RECORDS FOR THE EXERCISE:
--*--
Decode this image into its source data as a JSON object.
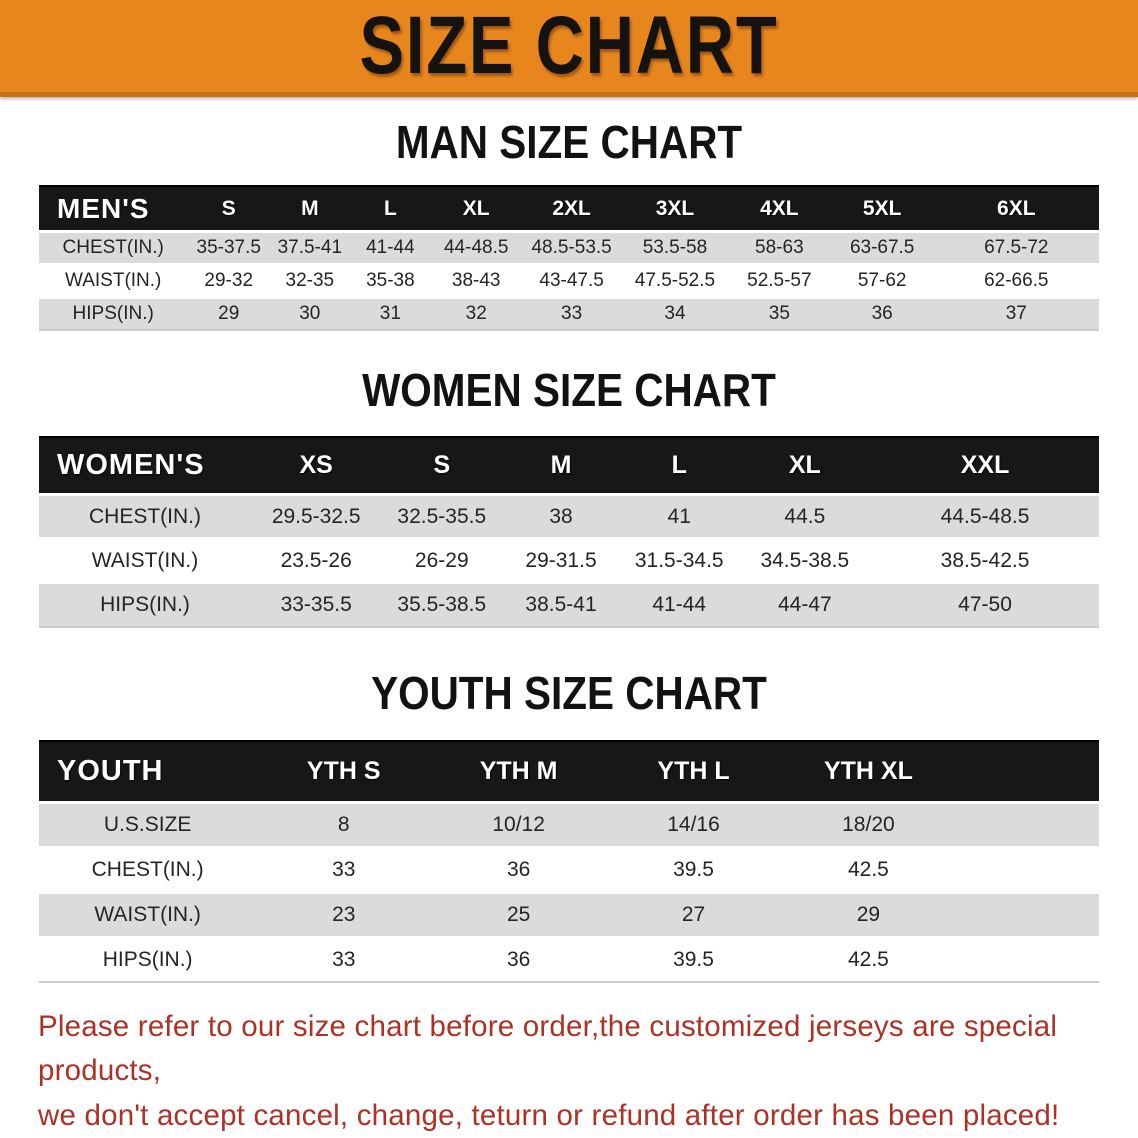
{
  "banner": {
    "title": "SIZE CHART"
  },
  "tables": [
    {
      "title": "MAN SIZE CHART",
      "header": [
        "MEN'S",
        "S",
        "M",
        "L",
        "XL",
        "2XL",
        "3XL",
        "4XL",
        "5XL",
        "6XL"
      ],
      "rows": [
        {
          "label": "CHEST(IN.)",
          "values": [
            "35-37.5",
            "37.5-41",
            "41-44",
            "44-48.5",
            "48.5-53.5",
            "53.5-58",
            "58-63",
            "63-67.5",
            "67.5-72"
          ]
        },
        {
          "label": "WAIST(IN.)",
          "values": [
            "29-32",
            "32-35",
            "35-38",
            "38-43",
            "43-47.5",
            "47.5-52.5",
            "52.5-57",
            "57-62",
            "62-66.5"
          ]
        },
        {
          "label": "HIPS(IN.)",
          "values": [
            "29",
            "30",
            "31",
            "32",
            "33",
            "34",
            "35",
            "36",
            "37"
          ]
        }
      ]
    },
    {
      "title": "WOMEN SIZE CHART",
      "header": [
        "WOMEN'S",
        "XS",
        "S",
        "M",
        "L",
        "XL",
        "XXL"
      ],
      "rows": [
        {
          "label": "CHEST(IN.)",
          "values": [
            "29.5-32.5",
            "32.5-35.5",
            "38",
            "41",
            "44.5",
            "44.5-48.5"
          ]
        },
        {
          "label": "WAIST(IN.)",
          "values": [
            "23.5-26",
            "26-29",
            "29-31.5",
            "31.5-34.5",
            "34.5-38.5",
            "38.5-42.5"
          ]
        },
        {
          "label": "HIPS(IN.)",
          "values": [
            "33-35.5",
            "35.5-38.5",
            "38.5-41",
            "41-44",
            "44-47",
            "47-50"
          ]
        }
      ]
    },
    {
      "title": "YOUTH SIZE CHART",
      "header": [
        "YOUTH",
        "YTH S",
        "YTH M",
        "YTH L",
        "YTH XL"
      ],
      "rows": [
        {
          "label": "U.S.SIZE",
          "values": [
            "8",
            "10/12",
            "14/16",
            "18/20"
          ]
        },
        {
          "label": "CHEST(IN.)",
          "values": [
            "33",
            "36",
            "39.5",
            "42.5"
          ]
        },
        {
          "label": "WAIST(IN.)",
          "values": [
            "23",
            "25",
            "27",
            "29"
          ]
        },
        {
          "label": "HIPS(IN.)",
          "values": [
            "33",
            "36",
            "39.5",
            "42.5"
          ]
        }
      ]
    }
  ],
  "disclaimer": {
    "line1": "Please refer to our size chart before order,the customized jerseys are special products,",
    "line2": "we don't accept cancel, change, teturn or refund after order has been placed!"
  },
  "colors": {
    "banner_bg": "#E8861E",
    "banner_edge": "#C96F15",
    "header_bar": "#171717",
    "row_stripe": "#DBDBDB",
    "disclaimer_text": "#AE3126"
  }
}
--*--
GIVEN EXERCISE: Skip the pictures and transcribe the rest of the records exactly.

PROBLEM SOLUTION:
Decode this image into its source data as a JSON object.
{
  "banner": {
    "title": "SIZE CHART"
  },
  "tables": [
    {
      "title": "MAN SIZE CHART",
      "header": [
        "MEN'S",
        "S",
        "M",
        "L",
        "XL",
        "2XL",
        "3XL",
        "4XL",
        "5XL",
        "6XL"
      ],
      "rows": [
        {
          "label": "CHEST(IN.)",
          "values": [
            "35-37.5",
            "37.5-41",
            "41-44",
            "44-48.5",
            "48.5-53.5",
            "53.5-58",
            "58-63",
            "63-67.5",
            "67.5-72"
          ]
        },
        {
          "label": "WAIST(IN.)",
          "values": [
            "29-32",
            "32-35",
            "35-38",
            "38-43",
            "43-47.5",
            "47.5-52.5",
            "52.5-57",
            "57-62",
            "62-66.5"
          ]
        },
        {
          "label": "HIPS(IN.)",
          "values": [
            "29",
            "30",
            "31",
            "32",
            "33",
            "34",
            "35",
            "36",
            "37"
          ]
        }
      ]
    },
    {
      "title": "WOMEN SIZE CHART",
      "header": [
        "WOMEN'S",
        "XS",
        "S",
        "M",
        "L",
        "XL",
        "XXL"
      ],
      "rows": [
        {
          "label": "CHEST(IN.)",
          "values": [
            "29.5-32.5",
            "32.5-35.5",
            "38",
            "41",
            "44.5",
            "44.5-48.5"
          ]
        },
        {
          "label": "WAIST(IN.)",
          "values": [
            "23.5-26",
            "26-29",
            "29-31.5",
            "31.5-34.5",
            "34.5-38.5",
            "38.5-42.5"
          ]
        },
        {
          "label": "HIPS(IN.)",
          "values": [
            "33-35.5",
            "35.5-38.5",
            "38.5-41",
            "41-44",
            "44-47",
            "47-50"
          ]
        }
      ]
    },
    {
      "title": "YOUTH SIZE CHART",
      "header": [
        "YOUTH",
        "YTH S",
        "YTH M",
        "YTH L",
        "YTH XL"
      ],
      "rows": [
        {
          "label": "U.S.SIZE",
          "values": [
            "8",
            "10/12",
            "14/16",
            "18/20"
          ]
        },
        {
          "label": "CHEST(IN.)",
          "values": [
            "33",
            "36",
            "39.5",
            "42.5"
          ]
        },
        {
          "label": "WAIST(IN.)",
          "values": [
            "23",
            "25",
            "27",
            "29"
          ]
        },
        {
          "label": "HIPS(IN.)",
          "values": [
            "33",
            "36",
            "39.5",
            "42.5"
          ]
        }
      ]
    }
  ],
  "disclaimer": {
    "line1": "Please refer to our size chart before order,the customized jerseys are special products,",
    "line2": "we don't accept cancel, change, teturn or refund after order has been placed!"
  },
  "colors": {
    "banner_bg": "#E8861E",
    "banner_edge": "#C96F15",
    "header_bar": "#171717",
    "row_stripe": "#DBDBDB",
    "disclaimer_text": "#AE3126"
  }
}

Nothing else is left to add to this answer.